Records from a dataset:
---
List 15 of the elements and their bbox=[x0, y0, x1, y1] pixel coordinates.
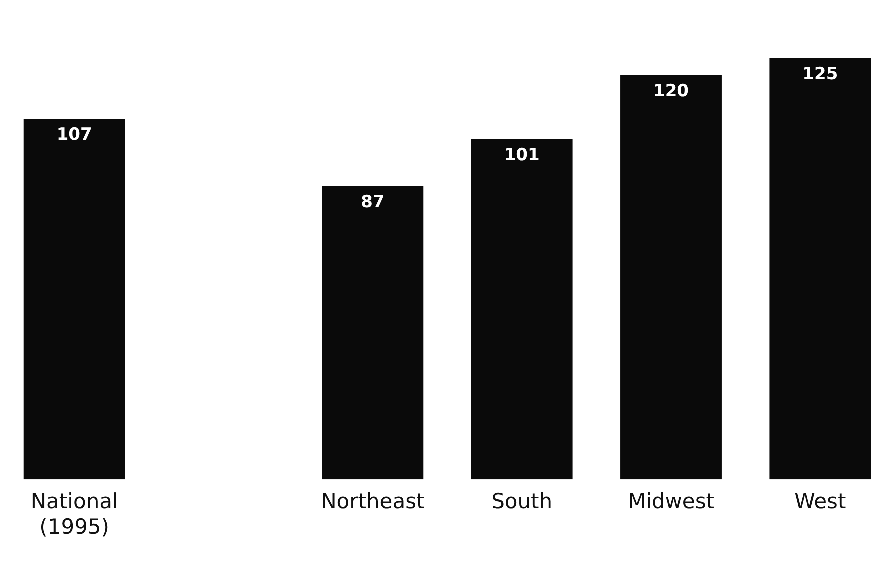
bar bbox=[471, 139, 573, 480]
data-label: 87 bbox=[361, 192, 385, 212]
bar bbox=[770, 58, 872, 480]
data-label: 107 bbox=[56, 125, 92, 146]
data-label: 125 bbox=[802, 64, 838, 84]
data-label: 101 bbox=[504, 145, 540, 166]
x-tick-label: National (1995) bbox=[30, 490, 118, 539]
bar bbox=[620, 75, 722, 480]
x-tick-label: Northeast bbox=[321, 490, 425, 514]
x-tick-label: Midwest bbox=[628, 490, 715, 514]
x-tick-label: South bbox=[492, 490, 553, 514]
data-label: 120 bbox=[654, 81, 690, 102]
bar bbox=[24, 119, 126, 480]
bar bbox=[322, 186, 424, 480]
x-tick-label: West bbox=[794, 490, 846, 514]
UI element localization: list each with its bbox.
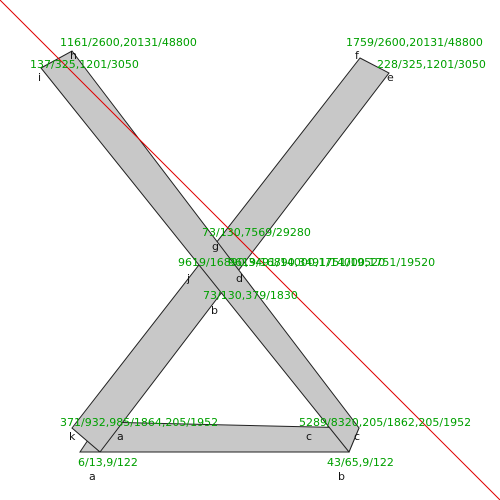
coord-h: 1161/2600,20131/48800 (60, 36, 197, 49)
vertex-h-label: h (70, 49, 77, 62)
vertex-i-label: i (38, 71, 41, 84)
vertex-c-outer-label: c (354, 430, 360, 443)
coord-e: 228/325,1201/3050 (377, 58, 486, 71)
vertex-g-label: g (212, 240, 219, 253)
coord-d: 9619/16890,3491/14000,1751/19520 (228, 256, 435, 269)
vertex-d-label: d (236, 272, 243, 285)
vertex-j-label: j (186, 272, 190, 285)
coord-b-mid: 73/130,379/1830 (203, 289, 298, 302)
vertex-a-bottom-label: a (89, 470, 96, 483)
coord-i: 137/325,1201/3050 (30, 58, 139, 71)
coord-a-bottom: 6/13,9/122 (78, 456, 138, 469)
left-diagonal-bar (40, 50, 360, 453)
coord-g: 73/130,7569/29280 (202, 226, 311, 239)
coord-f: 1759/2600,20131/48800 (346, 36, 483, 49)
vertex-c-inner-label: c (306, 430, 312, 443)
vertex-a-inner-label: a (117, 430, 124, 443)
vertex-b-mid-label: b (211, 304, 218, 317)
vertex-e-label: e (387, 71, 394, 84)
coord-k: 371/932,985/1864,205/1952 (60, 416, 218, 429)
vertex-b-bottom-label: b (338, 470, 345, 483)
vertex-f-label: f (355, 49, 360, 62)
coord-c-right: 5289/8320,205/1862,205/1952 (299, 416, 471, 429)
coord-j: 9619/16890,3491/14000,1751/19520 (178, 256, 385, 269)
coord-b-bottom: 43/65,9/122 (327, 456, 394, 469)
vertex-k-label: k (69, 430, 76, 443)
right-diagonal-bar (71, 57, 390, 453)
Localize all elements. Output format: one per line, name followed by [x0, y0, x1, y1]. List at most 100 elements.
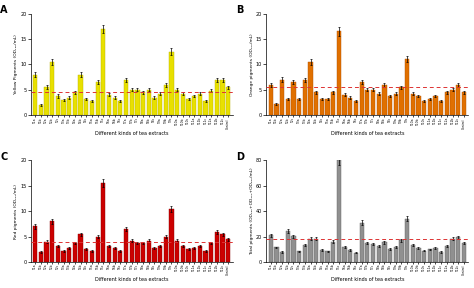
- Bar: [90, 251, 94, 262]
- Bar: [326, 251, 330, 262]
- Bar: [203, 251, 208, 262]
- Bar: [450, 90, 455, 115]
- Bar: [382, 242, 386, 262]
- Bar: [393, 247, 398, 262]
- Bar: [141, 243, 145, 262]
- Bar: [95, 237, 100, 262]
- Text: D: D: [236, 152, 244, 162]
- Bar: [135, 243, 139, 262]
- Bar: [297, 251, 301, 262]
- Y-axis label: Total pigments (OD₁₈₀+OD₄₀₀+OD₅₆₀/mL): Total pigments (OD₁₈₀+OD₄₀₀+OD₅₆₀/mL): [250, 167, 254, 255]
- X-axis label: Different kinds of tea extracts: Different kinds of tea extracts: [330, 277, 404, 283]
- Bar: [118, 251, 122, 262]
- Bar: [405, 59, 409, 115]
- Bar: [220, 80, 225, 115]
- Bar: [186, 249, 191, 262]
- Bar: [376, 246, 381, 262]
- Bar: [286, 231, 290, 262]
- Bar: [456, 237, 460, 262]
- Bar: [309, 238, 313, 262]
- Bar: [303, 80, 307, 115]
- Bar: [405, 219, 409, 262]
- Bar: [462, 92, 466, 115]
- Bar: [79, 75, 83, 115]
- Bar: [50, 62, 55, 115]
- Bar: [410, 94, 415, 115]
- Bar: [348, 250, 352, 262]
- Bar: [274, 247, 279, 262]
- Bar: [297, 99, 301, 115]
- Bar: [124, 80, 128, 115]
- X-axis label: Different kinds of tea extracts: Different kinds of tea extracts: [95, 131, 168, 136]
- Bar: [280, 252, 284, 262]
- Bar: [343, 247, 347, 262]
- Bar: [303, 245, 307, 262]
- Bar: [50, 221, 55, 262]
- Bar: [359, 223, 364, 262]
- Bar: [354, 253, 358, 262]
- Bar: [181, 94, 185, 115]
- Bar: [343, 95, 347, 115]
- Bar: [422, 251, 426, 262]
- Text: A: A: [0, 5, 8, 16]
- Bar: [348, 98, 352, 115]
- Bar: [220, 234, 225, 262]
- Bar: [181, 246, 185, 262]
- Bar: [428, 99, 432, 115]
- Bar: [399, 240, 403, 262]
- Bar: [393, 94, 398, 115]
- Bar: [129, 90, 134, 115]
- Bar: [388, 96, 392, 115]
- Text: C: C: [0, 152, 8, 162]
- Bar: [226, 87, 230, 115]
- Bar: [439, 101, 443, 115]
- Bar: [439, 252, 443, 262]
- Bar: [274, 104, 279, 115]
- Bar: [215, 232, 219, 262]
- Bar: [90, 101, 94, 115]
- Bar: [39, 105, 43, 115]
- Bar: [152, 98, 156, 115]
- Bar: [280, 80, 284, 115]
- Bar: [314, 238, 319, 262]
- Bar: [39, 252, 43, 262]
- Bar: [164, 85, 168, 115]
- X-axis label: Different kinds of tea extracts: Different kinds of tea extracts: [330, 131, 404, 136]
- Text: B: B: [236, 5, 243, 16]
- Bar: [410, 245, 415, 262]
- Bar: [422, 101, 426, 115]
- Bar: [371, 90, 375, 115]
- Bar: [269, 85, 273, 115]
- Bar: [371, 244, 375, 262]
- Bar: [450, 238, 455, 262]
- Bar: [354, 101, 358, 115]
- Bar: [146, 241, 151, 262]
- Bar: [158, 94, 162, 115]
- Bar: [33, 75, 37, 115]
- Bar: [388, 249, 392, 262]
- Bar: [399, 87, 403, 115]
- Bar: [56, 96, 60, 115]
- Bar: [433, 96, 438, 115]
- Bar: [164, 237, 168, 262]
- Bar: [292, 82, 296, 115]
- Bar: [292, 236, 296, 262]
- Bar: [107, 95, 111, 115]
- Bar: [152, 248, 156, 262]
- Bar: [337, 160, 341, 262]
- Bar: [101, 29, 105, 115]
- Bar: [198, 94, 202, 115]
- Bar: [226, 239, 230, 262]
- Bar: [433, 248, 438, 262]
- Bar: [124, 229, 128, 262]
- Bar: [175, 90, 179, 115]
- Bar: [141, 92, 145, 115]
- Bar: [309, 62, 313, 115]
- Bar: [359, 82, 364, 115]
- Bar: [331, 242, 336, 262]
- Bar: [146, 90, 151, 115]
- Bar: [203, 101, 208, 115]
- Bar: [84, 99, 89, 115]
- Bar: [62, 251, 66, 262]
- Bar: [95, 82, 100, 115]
---
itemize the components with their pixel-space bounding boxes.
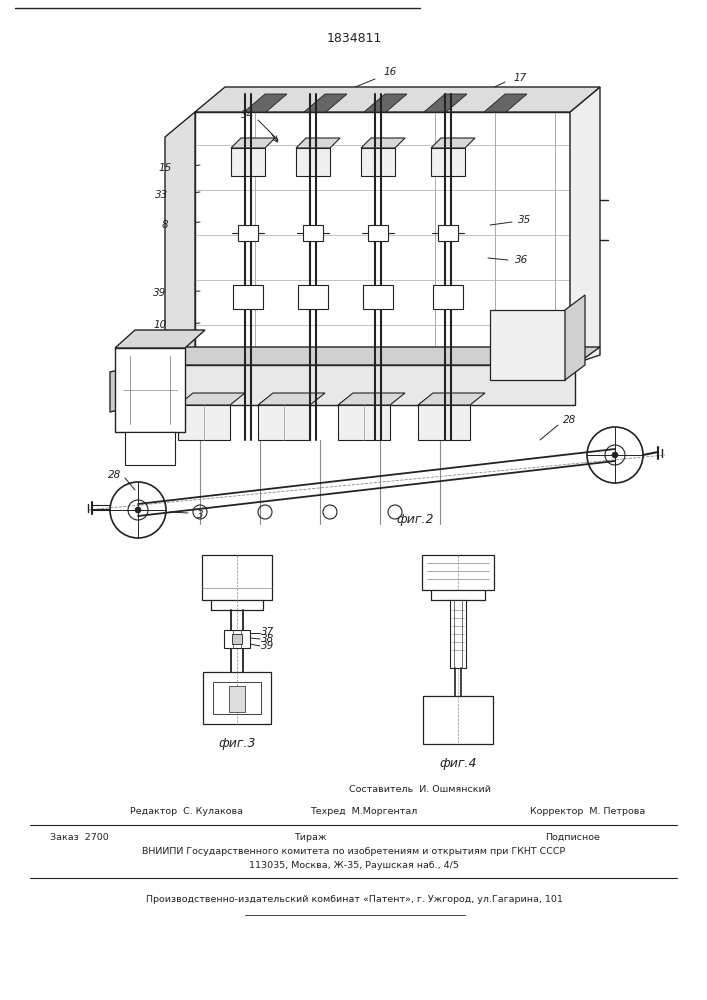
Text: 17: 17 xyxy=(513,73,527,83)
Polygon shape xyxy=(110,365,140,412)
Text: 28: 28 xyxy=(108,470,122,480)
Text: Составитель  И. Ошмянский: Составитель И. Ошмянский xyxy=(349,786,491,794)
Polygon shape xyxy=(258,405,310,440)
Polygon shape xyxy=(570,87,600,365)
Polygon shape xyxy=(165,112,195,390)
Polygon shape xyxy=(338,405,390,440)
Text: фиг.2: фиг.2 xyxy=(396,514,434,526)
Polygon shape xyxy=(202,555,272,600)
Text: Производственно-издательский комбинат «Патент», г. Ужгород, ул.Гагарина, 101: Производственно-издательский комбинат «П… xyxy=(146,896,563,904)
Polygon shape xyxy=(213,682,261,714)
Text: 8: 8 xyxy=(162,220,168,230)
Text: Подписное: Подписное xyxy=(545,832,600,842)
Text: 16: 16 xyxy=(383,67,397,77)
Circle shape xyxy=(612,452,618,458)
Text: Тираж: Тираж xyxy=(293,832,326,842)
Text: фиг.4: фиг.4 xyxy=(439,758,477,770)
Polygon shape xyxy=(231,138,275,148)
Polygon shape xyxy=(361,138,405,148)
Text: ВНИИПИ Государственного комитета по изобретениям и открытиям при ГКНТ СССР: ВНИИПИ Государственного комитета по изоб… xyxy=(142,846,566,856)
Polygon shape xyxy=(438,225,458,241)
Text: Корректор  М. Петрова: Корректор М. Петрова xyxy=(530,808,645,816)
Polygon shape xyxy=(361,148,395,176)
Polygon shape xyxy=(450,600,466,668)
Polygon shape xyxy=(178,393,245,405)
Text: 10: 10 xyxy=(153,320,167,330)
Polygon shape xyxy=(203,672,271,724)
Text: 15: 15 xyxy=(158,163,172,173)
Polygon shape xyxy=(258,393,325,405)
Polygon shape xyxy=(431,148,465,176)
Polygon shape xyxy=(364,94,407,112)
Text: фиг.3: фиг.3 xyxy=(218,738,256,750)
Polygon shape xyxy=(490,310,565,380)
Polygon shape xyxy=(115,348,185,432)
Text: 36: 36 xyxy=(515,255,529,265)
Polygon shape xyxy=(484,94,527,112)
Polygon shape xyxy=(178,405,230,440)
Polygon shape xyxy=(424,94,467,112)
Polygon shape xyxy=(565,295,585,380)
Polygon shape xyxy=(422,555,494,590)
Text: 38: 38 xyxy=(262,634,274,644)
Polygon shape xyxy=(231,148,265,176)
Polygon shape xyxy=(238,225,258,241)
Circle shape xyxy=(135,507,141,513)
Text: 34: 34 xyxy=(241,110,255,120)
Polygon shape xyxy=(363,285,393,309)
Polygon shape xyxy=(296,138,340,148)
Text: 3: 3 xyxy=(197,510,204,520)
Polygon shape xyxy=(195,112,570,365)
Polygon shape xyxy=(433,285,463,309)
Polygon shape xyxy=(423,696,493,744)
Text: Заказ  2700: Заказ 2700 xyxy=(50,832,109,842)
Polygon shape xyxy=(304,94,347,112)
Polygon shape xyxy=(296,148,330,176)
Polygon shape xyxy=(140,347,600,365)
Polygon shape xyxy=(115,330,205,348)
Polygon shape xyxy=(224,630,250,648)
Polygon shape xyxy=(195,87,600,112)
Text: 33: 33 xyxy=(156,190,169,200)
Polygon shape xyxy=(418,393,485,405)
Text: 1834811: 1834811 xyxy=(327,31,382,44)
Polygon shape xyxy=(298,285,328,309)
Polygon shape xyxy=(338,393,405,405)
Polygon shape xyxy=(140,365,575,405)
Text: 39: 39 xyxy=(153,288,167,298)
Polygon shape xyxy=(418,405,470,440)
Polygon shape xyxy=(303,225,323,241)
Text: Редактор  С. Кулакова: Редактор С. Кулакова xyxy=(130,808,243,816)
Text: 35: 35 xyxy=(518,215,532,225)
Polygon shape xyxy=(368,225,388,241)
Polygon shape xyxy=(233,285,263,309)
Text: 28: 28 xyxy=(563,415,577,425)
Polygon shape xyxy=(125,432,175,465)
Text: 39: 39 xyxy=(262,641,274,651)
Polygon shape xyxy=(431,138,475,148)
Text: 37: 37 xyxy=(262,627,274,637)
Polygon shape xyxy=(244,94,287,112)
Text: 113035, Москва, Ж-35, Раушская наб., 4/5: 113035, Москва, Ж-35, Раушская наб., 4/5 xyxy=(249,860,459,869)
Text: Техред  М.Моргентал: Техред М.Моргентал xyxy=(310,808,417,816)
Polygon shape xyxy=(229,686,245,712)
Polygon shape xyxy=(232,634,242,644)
---
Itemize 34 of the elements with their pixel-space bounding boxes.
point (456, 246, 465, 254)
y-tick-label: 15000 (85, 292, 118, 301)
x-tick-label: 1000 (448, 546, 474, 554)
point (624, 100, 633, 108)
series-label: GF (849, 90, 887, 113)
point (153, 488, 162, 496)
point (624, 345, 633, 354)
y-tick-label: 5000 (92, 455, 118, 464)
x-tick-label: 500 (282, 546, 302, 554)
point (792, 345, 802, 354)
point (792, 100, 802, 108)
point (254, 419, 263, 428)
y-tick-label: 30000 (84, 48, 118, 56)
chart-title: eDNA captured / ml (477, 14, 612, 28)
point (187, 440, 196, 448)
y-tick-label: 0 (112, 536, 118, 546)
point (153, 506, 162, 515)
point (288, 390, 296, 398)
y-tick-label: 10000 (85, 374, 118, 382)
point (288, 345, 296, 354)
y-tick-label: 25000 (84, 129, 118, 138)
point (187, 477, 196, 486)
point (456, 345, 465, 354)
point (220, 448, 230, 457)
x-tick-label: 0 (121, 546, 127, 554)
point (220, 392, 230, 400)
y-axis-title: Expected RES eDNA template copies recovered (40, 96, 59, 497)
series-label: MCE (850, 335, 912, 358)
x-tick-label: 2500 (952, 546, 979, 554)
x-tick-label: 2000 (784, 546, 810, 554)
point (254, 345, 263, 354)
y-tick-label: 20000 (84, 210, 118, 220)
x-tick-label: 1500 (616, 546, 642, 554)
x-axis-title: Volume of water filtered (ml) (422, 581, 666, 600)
---
YOUR INSTRUCTIONS
Copy the records from the line with "bar bbox=[471, 139, 573, 480]" to the line with "Localize all elements.", substituting "value-label" for every "data-label" and changing nothing else. Leave the pictures out.

REPLY
bar bbox=[471, 139, 573, 480]
value-label: 87 bbox=[361, 192, 385, 212]
bar bbox=[770, 58, 872, 480]
value-label: 107 bbox=[56, 125, 92, 146]
value-label: 125 bbox=[802, 64, 838, 84]
value-label: 101 bbox=[504, 145, 540, 166]
x-tick-label: National (1995) bbox=[30, 490, 118, 539]
bar bbox=[620, 75, 722, 480]
x-tick-label: Northeast bbox=[321, 490, 425, 514]
x-tick-label: Midwest bbox=[628, 490, 715, 514]
x-tick-label: South bbox=[492, 490, 553, 514]
value-label: 120 bbox=[654, 81, 690, 102]
bar bbox=[24, 119, 126, 480]
bar bbox=[322, 186, 424, 480]
x-tick-label: West bbox=[794, 490, 846, 514]
UI element localization: list each with its bbox.
coord-h: 1161/2600,20131/48800 (60, 36, 197, 49)
vertex-h-label: h (70, 49, 77, 62)
vertex-i-label: i (38, 71, 41, 84)
vertex-c-outer-label: c (354, 430, 360, 443)
coord-e: 228/325,1201/3050 (377, 58, 486, 71)
vertex-g-label: g (212, 240, 219, 253)
coord-d: 9619/16890,3491/14000,1751/19520 (228, 256, 435, 269)
vertex-d-label: d (236, 272, 243, 285)
vertex-j-label: j (186, 272, 190, 285)
coord-b-mid: 73/130,379/1830 (203, 289, 298, 302)
vertex-a-bottom-label: a (89, 470, 96, 483)
coord-i: 137/325,1201/3050 (30, 58, 139, 71)
coord-a-bottom: 6/13,9/122 (78, 456, 138, 469)
left-diagonal-bar (40, 50, 360, 453)
coord-g: 73/130,7569/29280 (202, 226, 311, 239)
coord-f: 1759/2600,20131/48800 (346, 36, 483, 49)
vertex-c-inner-label: c (306, 430, 312, 443)
vertex-a-inner-label: a (117, 430, 124, 443)
vertex-b-mid-label: b (211, 304, 218, 317)
vertex-e-label: e (387, 71, 394, 84)
coord-k: 371/932,985/1864,205/1952 (60, 416, 218, 429)
vertex-b-bottom-label: b (338, 470, 345, 483)
vertex-f-label: f (355, 49, 360, 62)
coord-c-right: 5289/8320,205/1862,205/1952 (299, 416, 471, 429)
coord-j: 9619/16890,3491/14000,1751/19520 (178, 256, 385, 269)
coord-b-bottom: 43/65,9/122 (327, 456, 394, 469)
vertex-k-label: k (69, 430, 76, 443)
right-diagonal-bar (71, 57, 390, 453)
Localize all elements. Output format: one per line, name followed by [x0, y0, x1, y1]. List at most 100 elements.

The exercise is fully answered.